* Document extract:
<<<<
Request Manager fixes for out of order blocks , thinblocks and regtest workaround #312

ptschip · 2017-02-20T21:30:45Z

Several items here:

Blocks are now requested in Request manager in the correct order, or rather the order than INV's were received. This fixes some issues with regression tests and is more efficient at connecting blocks because they no longer have to be written to disk, then read from disk to be connected.

If two thinblocks are requested from the same peer, only one will actually be requested but the block source to the second will get deleted. This behavior would cause frequent hangups on regtest and cause block to be re-requested in the future. Instead we do not delete the block source if we we're unable to actually make the request.

With the two fixes above the "regtest" workaround is no longer needed for the block re-request intterval.

gandrewstone · 2017-02-22T15:18:31Z

I would like to see block download be more like bittorrent where blocks can be downloaded out-of-order like bittorrent file sections are pulled out of order. This is the purpose of the request manager. If subsystems (seems like most of them right now) can't handle out of order blocks, we could create a cache between the out of order download and the subsystem. And then we can work to remove the ordering requirement in the subsystems.

This is important for several reasons:

We can't control when a block download completes, only when we request them. So if there are block ordering issues we'd really need to request them serially. This will have a big performance impact.
Serial block requests allow an "attacker" or slow node to DOS initial block download by offering a block but then sending it very slowly. The request manager's retry logic does help mitigate this issue but does not entirely solve it.

So I think that the in-order block request part of this PR likely doesn't solve the problem, it just makes it less likely. But it also makes it MUCH less likely in a very controlled single machine regtest environment (because there are no network bandwidth constraints), so we may be getting a skewed idea of its efficacy in a real network. Instead, we need to ensure that blocks are presented to the system in order AFTER they are received.

ptschip · 2017-02-22T16:13:34Z

@gandrewstone

"So I think that the in-order block request part of this PR likely doesn't solve the problem, it just makes it less likely. But it also makes it MUCH less likely in a very controlled single machine regtest environment (because there are no network bandwidth constraints), so we may be getting a skewed idea of its efficacy in a real network. Instead, we need to ensure that blocks are presented to the system in order AFTER they are "

You are correct it doesn't necessarily solve it 100% of the time, but , close enough to be very valuable IMO. It does fix the hangups during IBD, which is why it fixed the problems in regtest, because that is where we do a lot of IBD - we mine 100 blocks at a time and then sync...etc. If you run the regression tests with this patch you'll see how we don't get any of the 5 second delays (which are 30 secs on mainnet)...and then run the regression tests without and you'll get a lot hick ups, most obviously seen in the very first regression test but they also happen in other tests as well.

But, there is another deeper issue with out of order blocks which can happen when two blocks are mined one just after the other, or lets say, during startup, where we are two blocks behind...then we request a block from different nodes, but the node giving us the first block disconnects and we end up getting the second block/header first. That's a different issue that needs a different solution. As you suggest , we need some sort of cache for that. I think in this particular case though we would need to cache the headers, not the blocks...(as long as we have correctly linked headers then Bitcoin will already cache any blocks on disk without invalidating them). But I think this other issue needs more discussion and a different PR for that.
>>>>
* Tasks to perform:
[1] According to the thread on the Request Manager fixes, why is requesting blocks in the order their INVs were received more efficient at connecting blocks?
[2] List every change that the opening post of the Request Manager thread says the pull request makes.
[3] Write the next part of the forum thread about the Request Manager fixes, continuing from its last post.

* Data rows:
<<<<
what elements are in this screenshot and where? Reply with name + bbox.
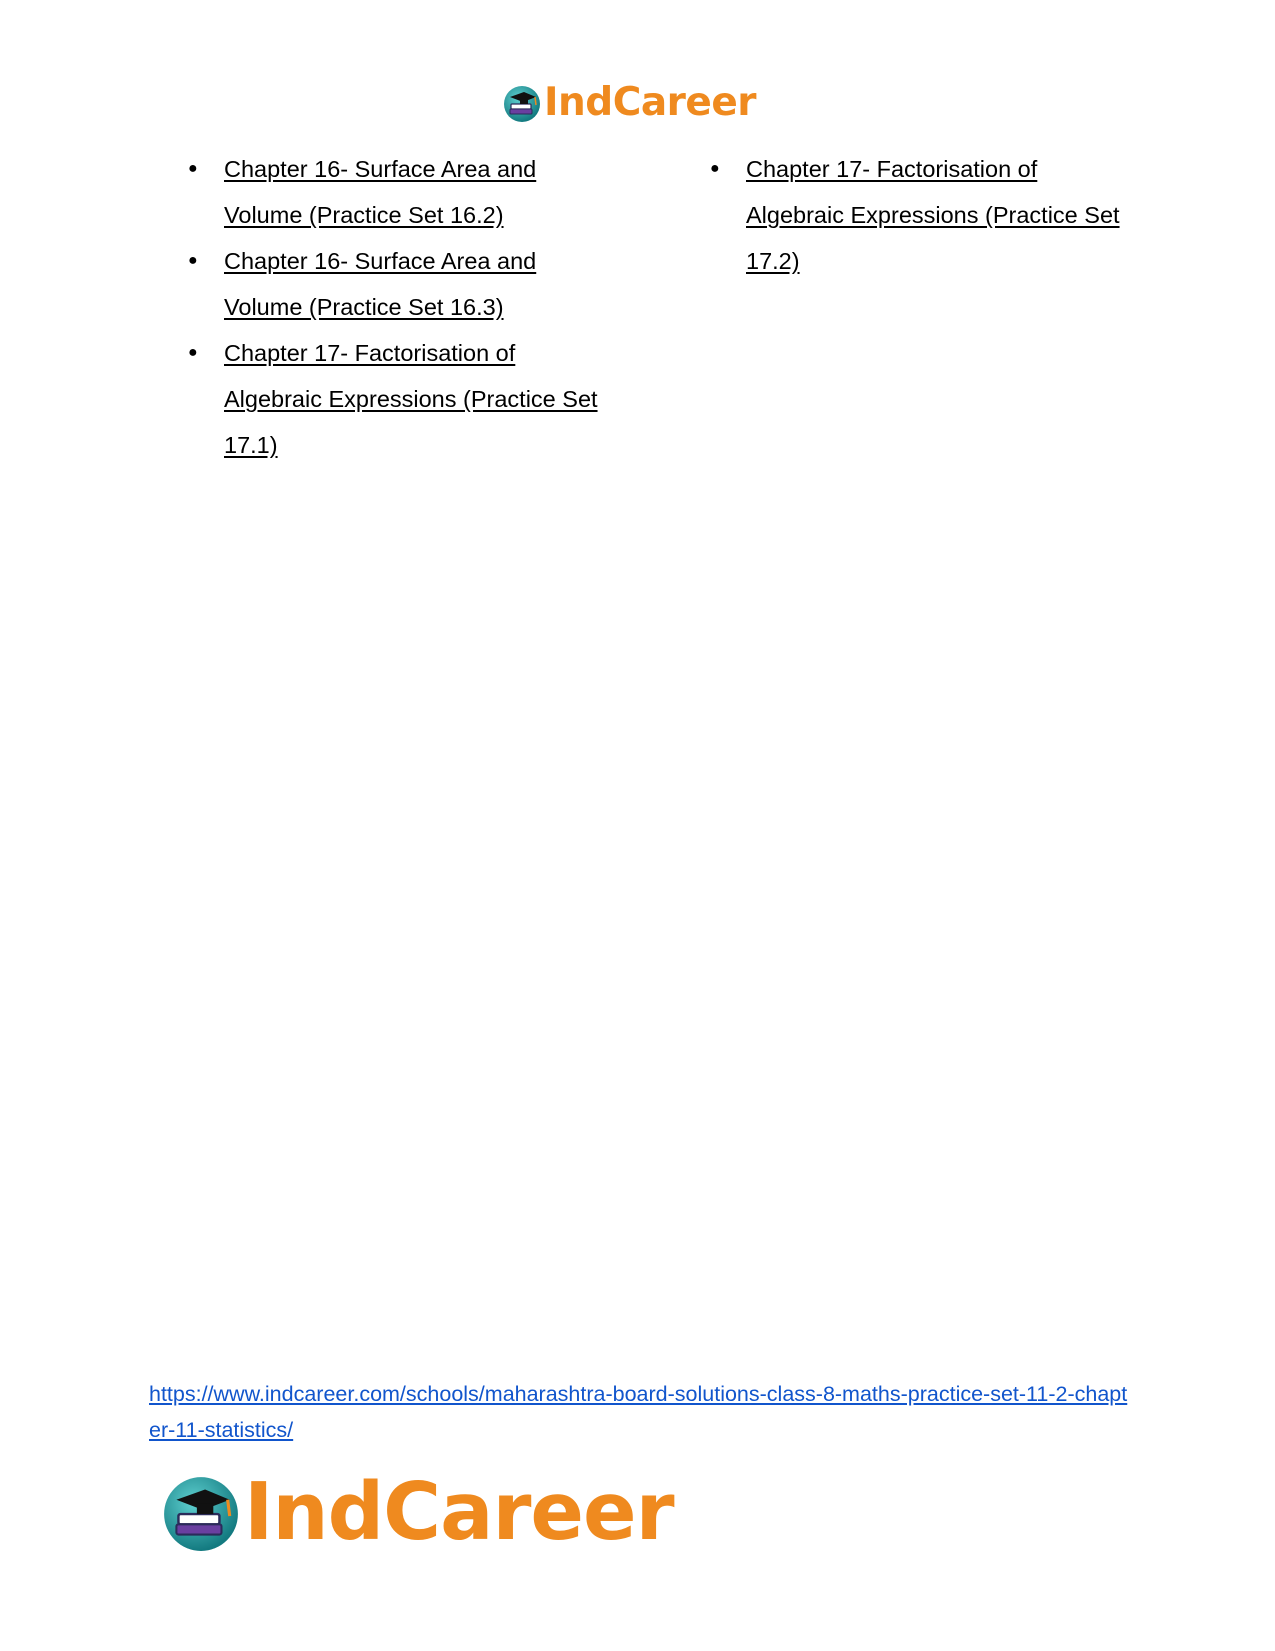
globe-books-icon <box>502 83 542 123</box>
bullet-icon: ● <box>188 252 198 269</box>
logo-wordmark: IndCareer <box>544 80 756 125</box>
bullet-icon: ● <box>710 160 720 177</box>
chapter-link-list-right <box>710 146 1130 284</box>
logo-wordmark: IndCareer <box>244 1466 674 1558</box>
list-item <box>710 146 1130 284</box>
chapter-link[interactable]: Chapter 16- Surface Area and Volume (Practice Set 16.3) <box>224 248 537 320</box>
header-logo <box>502 78 756 128</box>
list-item <box>188 146 608 238</box>
chapter-link-list-left <box>188 146 608 468</box>
source-url-link[interactable]: https://www.indcareer.com/schools/maharashtra-board-solutions-class-8-maths-practice-set-11-2-chapter-11-statistics/ <box>149 1382 1128 1442</box>
bullet-icon: ● <box>188 160 198 177</box>
chapter-link[interactable]: Chapter 17- Factorisation of Algebraic Expressions (Practice Set 17.2) <box>746 156 1120 274</box>
footer-logo <box>160 1466 674 1558</box>
chapter-link[interactable]: Chapter 16- Surface Area and Volume (Practice Set 16.2) <box>224 156 537 228</box>
list-item <box>188 330 608 468</box>
globe-books-icon <box>160 1471 242 1553</box>
chapter-link[interactable]: Chapter 17- Factorisation of Algebraic Expressions (Practice Set 17.1) <box>224 340 598 458</box>
bullet-icon: ● <box>188 344 198 361</box>
list-item <box>188 238 608 330</box>
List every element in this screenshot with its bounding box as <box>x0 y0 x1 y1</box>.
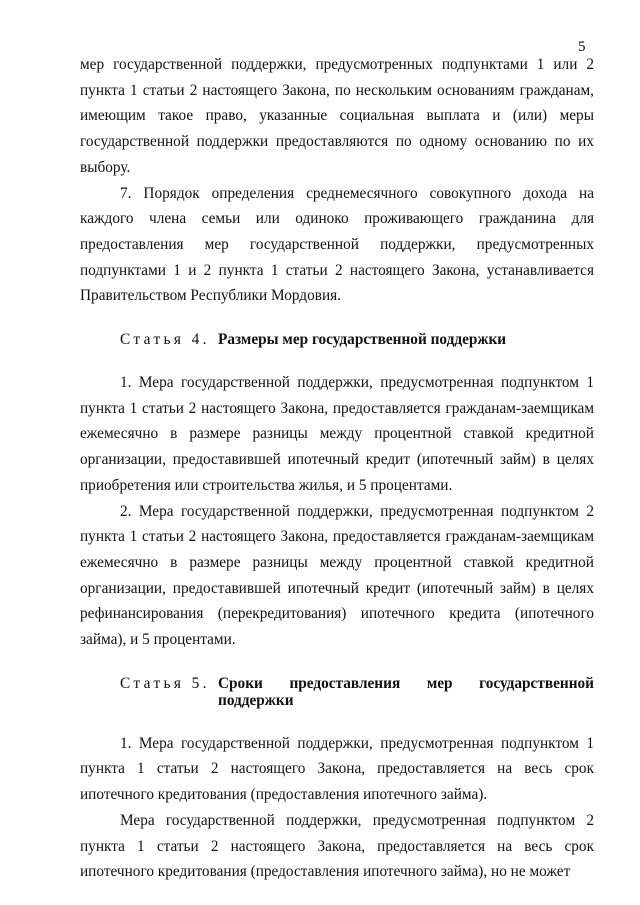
article-4-heading <box>120 331 594 348</box>
article-4-label: Статья 4. <box>120 331 210 349</box>
article-5-heading <box>120 675 594 709</box>
article-5-title-line-1: Сроки предоставления мер государственной <box>218 674 594 692</box>
document-body <box>80 52 594 885</box>
article-5-paragraph-1: 1. Мера государственной поддержки, предусмотренная подпунктом 1 пункта 1 статьи 2 настоящего Закона, предоставляется на весь срок ипотечного кредитования (предоставления ипотечного займа). <box>80 734 594 804</box>
article-5-title <box>218 675 594 709</box>
page-number: 5 <box>578 39 586 55</box>
paragraph-item-7: 7. Порядок определения среднемесячного совокупного дохода на каждого члена семьи или одиноко проживающего гражданина для предоставления мер государственной поддержки, предусмотренных подпунктами 1 и 2 пункта 1 статьи 2 настоящего Закона, устанавливается Правительством Республики Мордовия. <box>80 184 594 305</box>
article-4-title: Размеры мер государственной поддержки <box>218 331 507 349</box>
article-5-label: Статья 5. <box>120 674 210 692</box>
paragraph-continuation: мер государственной поддержки, предусмотренных подпунктами 1 или 2 пункта 1 статьи 2 настоящего Закона, по нескольким основаниям гражданам, имеющим такое право, указанные социальная выплата и (или) меры государственной поддержки предоставляются по одному основанию по их выбору. <box>80 56 594 176</box>
article-5-paragraph-2: Мера государственной поддержки, предусмотренная подпунктом 2 пункта 1 статьи 2 настоящего Закона, предоставляется на весь срок ипотечного кредитования (предоставления ипотечного займа), но не может <box>80 811 594 881</box>
article-5-title-line-2: поддержки <box>218 691 294 709</box>
article-4-paragraph-1: 1. Мера государственной поддержки, предусмотренная подпунктом 1 пункта 1 статьи 2 настоящего Закона, предоставляется гражданам-заемщикам ежемесячно в размере разницы между процентной ставкой кредитной организации, предоставившей ипотечный кредит (ипотечный займ) в целях приобретения или строительства жилья, и 5 процентами. <box>80 374 594 494</box>
article-4-paragraph-2: 2. Мера государственной поддержки, предусмотренная подпунктом 2 пункта 1 статьи 2 настоящего Закона, предоставляется гражданам-заемщикам ежемесячно в размере разницы между процентной ставкой кредитной организации, предоставившей ипотечный кредит (ипотечный займ) в целях рефинансирования (перекредитования) ипотечного кредита (ипотечного займа), и 5 процентами. <box>80 502 594 649</box>
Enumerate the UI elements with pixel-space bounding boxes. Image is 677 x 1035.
>>>>
* Results of the exercise:
[1] When blocks arrive in order, they no longer have to be written to disk and then read back from disk before they can be connected.

[2]
- The request manager now requests blocks in the order their INVs were received.
- When two thinblocks are requested from the same peer and only one request can actually be made, the block source for the second is no longer deleted.
- The "regtest" workaround for the block re-request interval is removed because it is no longer needed.

[3]
sickpig · 2017-03-02T21:36:53Z

https://travis-ci.org/BitcoinUnlimited/BitcoinUnlimited/jobs/207134836#L1503

for some reason the last step of make check spent more than 10 minutes without producing any output, hence travis timed out.

Is there anything in the code to justify the test to be so slow?

ptschip · 2017-03-02T21:46:13Z

no, i didn't add any unit tests ...

…

On 02/03/2017 1:36 PM, Andrea Suisani wrote: https://travis-ci.org/BitcoinUnlimited/BitcoinUnlimited/jobs/207134836#L1503 for some reason the last step of |make check| spent more than 10 minutes without producing any output, hence travis timed out. Is there anything in the code to justify the test to be so slow? — You are receiving this because you authored the thread. Reply to this email directly, view it on GitHub <#312 (comment)>, or mute the thread <https://github.com/notifications/unsubscribe-auth/AMRF0Mz8EtPStiRzhYNf-EMNbbHoVQoOks5rhzZ2gaJpZM4MGotP>.

ptschip · 2017-03-05T15:18:39Z

once PR 333 is merged I can rebase this and take it out of WIP

deadalnix · 2017-03-26T22:16:17Z

src/requestManager.cpp

+  	         next = item.availableFrom.front();  // Grab the next location where we can find this object.
+                 item.availableFrom.pop_front();
+                 if (next.node != NULL)
+                   {


If you are going to fix indentation, at least do it right.

deadalnix · 2017-03-26T22:18:05Z

src/requestManager.cpp

+              LogPrint("thin", "Requesting Thinblock %s from peer %s (%d)\n", inv2.hash.ToString(), pfrom->addrName.c_str(),pfrom->id);
+              return true;
+            }
+        }


Congratulation, you broken the whole indentation. Which is bad in itself, but has the added benefit of making the diff completely impossible to review. Please fix.

deadalnix · 2017-03-26T22:19:14Z

src/requestManager.h

+
+  // keeps track of the order of block requests so we can iterate through
+  // the mapBlkInfo in the order that block INV or HEADERS were received.
+  // This keeps blocks from returning out of order.


Why is that a problem ?

out of order blocks can and do cause unnecessary timeouts and re-requests during IBD. Imagine you've just request 8 large blocks from a node, with the youngest block last...now you have to wait for all 8 blocks to download before you can connect any of them...now what if that node is also a slow downloader ...now you're stuck, when you could have been doing useful work , until you get a timeout and end up re-requesting the blocks from another node. This doesn't solve all the problems to do with out of order blocks such as when two blocks are mined closely in time and inv's/headers show up out of order, however, it does solve the problem most often seen.

ptschip · 2017-03-27T14:27:45Z

now that we're fixing style globally, i'm going to take this indentation fix out...it's not really part of the PR anyway.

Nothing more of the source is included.